Leave out the pictures and copy everything else below exactly.

— Begin Working data —

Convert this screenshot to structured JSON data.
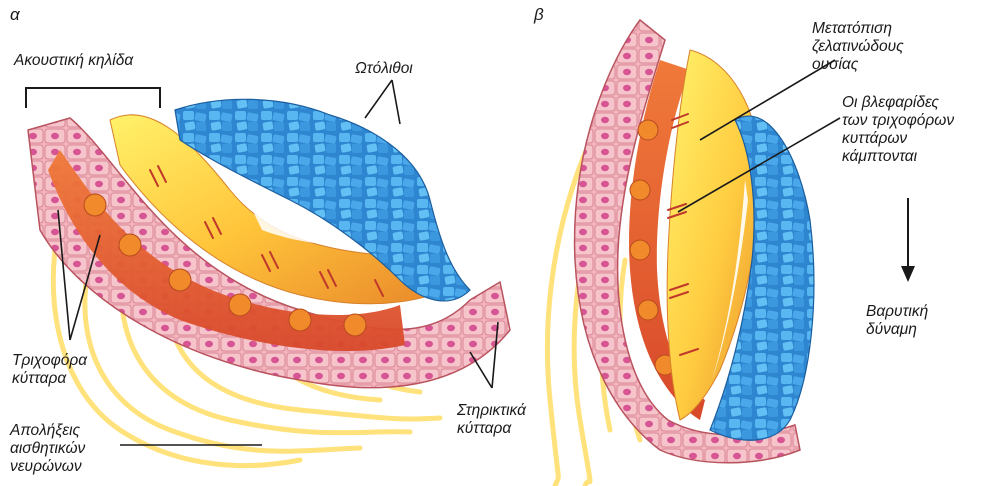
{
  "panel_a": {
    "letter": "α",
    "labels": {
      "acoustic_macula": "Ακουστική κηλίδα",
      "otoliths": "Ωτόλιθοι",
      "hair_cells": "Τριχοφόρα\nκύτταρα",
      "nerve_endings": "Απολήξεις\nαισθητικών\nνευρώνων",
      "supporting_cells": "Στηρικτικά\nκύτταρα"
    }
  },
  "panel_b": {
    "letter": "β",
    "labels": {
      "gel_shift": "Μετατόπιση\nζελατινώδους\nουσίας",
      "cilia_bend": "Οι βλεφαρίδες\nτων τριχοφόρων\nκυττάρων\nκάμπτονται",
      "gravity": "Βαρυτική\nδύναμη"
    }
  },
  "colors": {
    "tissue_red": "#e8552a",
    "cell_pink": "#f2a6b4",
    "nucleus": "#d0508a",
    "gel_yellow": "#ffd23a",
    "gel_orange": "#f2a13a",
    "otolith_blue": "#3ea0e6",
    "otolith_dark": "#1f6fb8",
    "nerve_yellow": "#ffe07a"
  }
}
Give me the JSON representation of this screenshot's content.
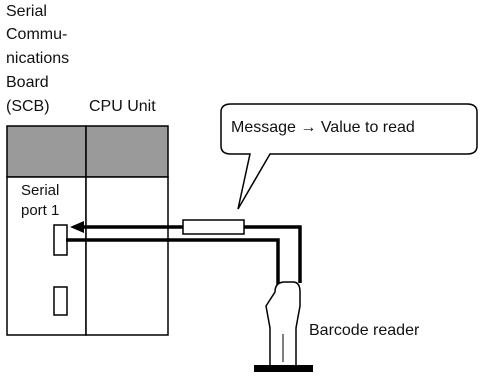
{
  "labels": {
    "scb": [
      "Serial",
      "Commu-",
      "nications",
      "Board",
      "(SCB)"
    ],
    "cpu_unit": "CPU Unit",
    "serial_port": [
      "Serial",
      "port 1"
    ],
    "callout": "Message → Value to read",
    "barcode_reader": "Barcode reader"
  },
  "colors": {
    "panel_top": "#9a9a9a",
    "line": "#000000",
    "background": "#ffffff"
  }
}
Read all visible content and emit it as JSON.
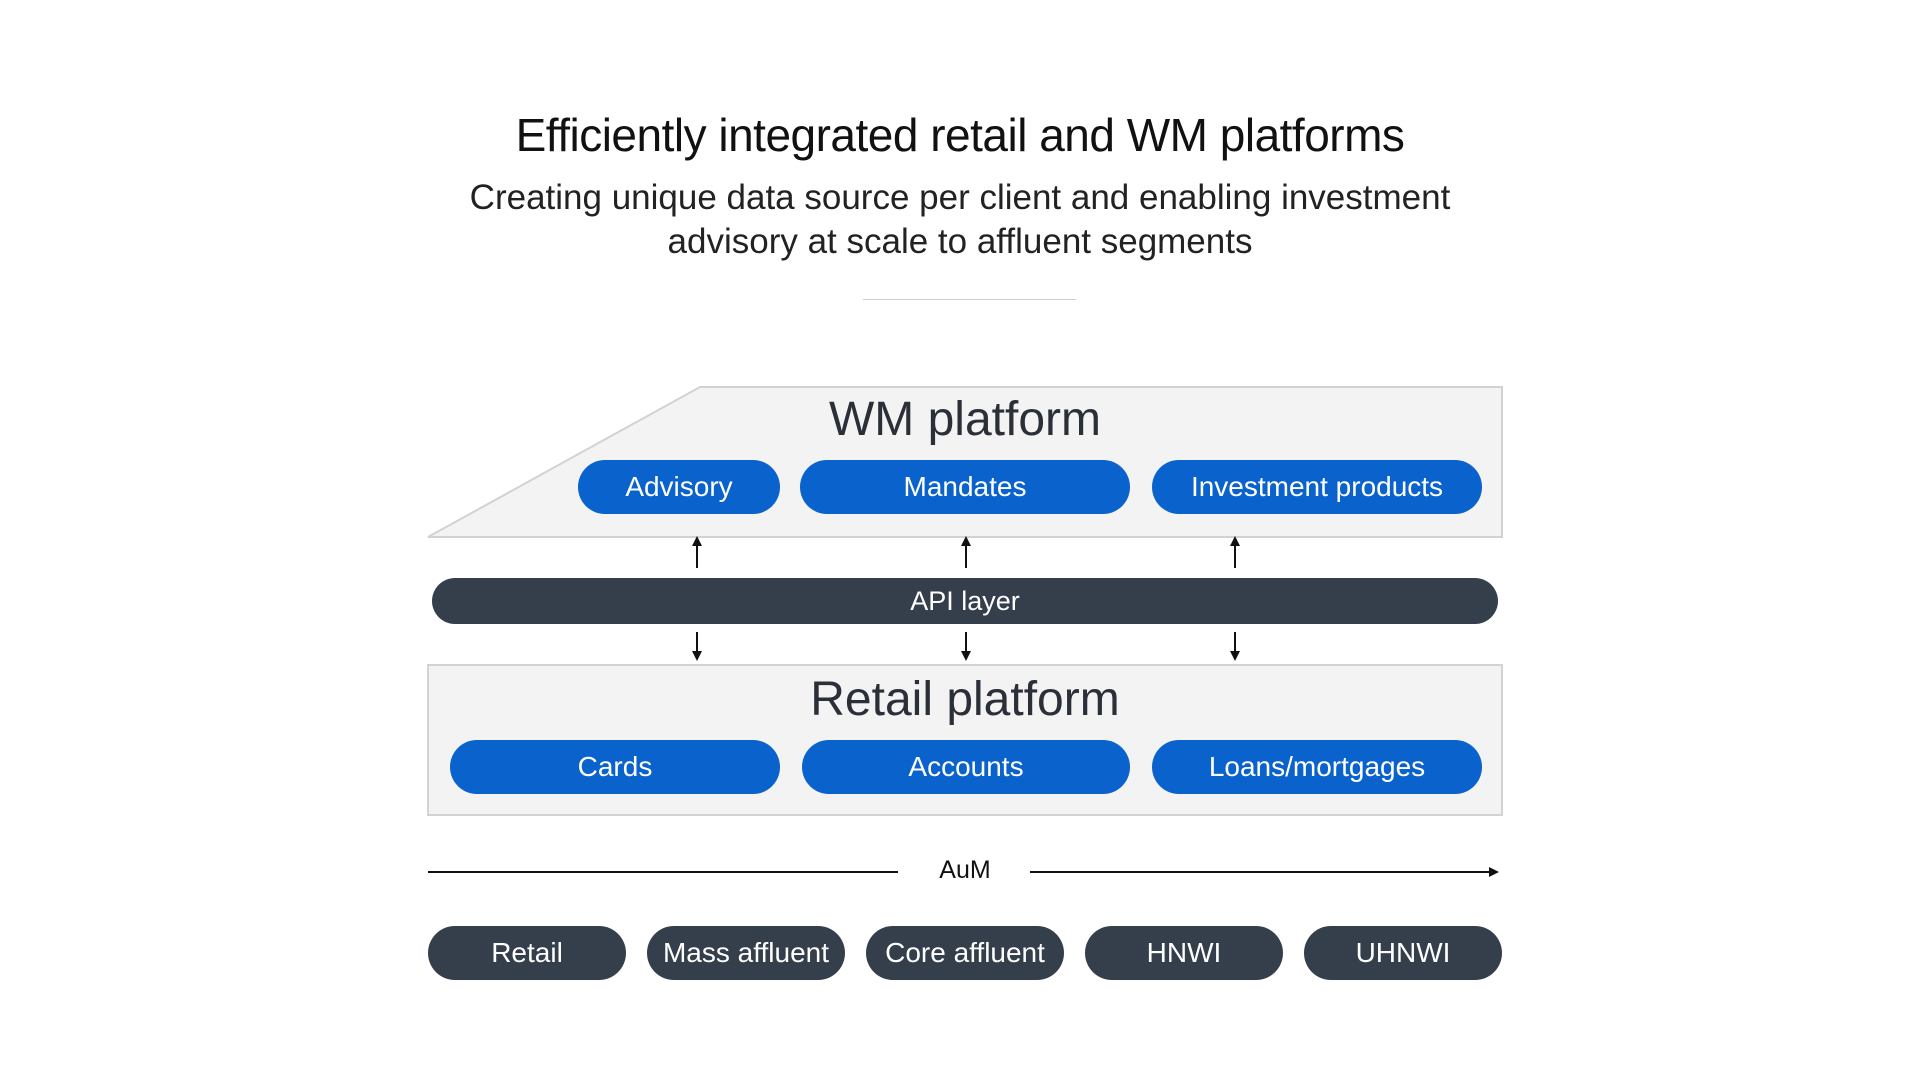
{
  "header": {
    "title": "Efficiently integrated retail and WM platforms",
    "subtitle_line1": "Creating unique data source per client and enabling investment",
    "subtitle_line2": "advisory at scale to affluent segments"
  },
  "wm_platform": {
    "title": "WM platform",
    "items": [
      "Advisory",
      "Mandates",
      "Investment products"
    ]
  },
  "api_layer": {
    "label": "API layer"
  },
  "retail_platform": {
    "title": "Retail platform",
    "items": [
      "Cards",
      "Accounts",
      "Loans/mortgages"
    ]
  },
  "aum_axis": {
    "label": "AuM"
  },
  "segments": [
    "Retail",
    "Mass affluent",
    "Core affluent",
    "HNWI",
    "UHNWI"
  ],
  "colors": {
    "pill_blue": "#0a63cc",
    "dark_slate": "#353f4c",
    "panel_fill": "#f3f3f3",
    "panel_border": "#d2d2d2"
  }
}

— End Working data —

Problem solution:
Convert this screenshot to structured JSON data.
{
  "panel_a": {
    "letter": "α",
    "labels": {
      "acoustic_macula": "Ακουστική κηλίδα",
      "otoliths": "Ωτόλιθοι",
      "hair_cells": "Τριχοφόρα\nκύτταρα",
      "nerve_endings": "Απολήξεις\nαισθητικών\nνευρώνων",
      "supporting_cells": "Στηρικτικά\nκύτταρα"
    }
  },
  "panel_b": {
    "letter": "β",
    "labels": {
      "gel_shift": "Μετατόπιση\nζελατινώδους\nουσίας",
      "cilia_bend": "Οι βλεφαρίδες\nτων τριχοφόρων\nκυττάρων\nκάμπτονται",
      "gravity": "Βαρυτική\nδύναμη"
    }
  },
  "colors": {
    "tissue_red": "#e8552a",
    "cell_pink": "#f2a6b4",
    "nucleus": "#d0508a",
    "gel_yellow": "#ffd23a",
    "gel_orange": "#f2a13a",
    "otolith_blue": "#3ea0e6",
    "otolith_dark": "#1f6fb8",
    "nerve_yellow": "#ffe07a"
  }
}
Give me the JSON representation of this screenshot's content.
{
  "labels": {
    "scb": [
      "Serial",
      "Commu-",
      "nications",
      "Board",
      "(SCB)"
    ],
    "cpu_unit": "CPU Unit",
    "serial_port": [
      "Serial",
      "port 1"
    ],
    "callout": "Message → Value to read",
    "barcode_reader": "Barcode reader"
  },
  "colors": {
    "panel_top": "#9a9a9a",
    "line": "#000000",
    "background": "#ffffff"
  }
}
Read all visible content and emit it as JSON.
{
  "header": {
    "title": "Efficiently integrated retail and WM platforms",
    "subtitle_line1": "Creating unique data source per client and enabling investment",
    "subtitle_line2": "advisory at scale to affluent segments"
  },
  "wm_platform": {
    "title": "WM platform",
    "items": [
      "Advisory",
      "Mandates",
      "Investment products"
    ]
  },
  "api_layer": {
    "label": "API layer"
  },
  "retail_platform": {
    "title": "Retail platform",
    "items": [
      "Cards",
      "Accounts",
      "Loans/mortgages"
    ]
  },
  "aum_axis": {
    "label": "AuM"
  },
  "segments": [
    "Retail",
    "Mass affluent",
    "Core affluent",
    "HNWI",
    "UHNWI"
  ],
  "colors": {
    "pill_blue": "#0a63cc",
    "dark_slate": "#353f4c",
    "panel_fill": "#f3f3f3",
    "panel_border": "#d2d2d2"
  }
}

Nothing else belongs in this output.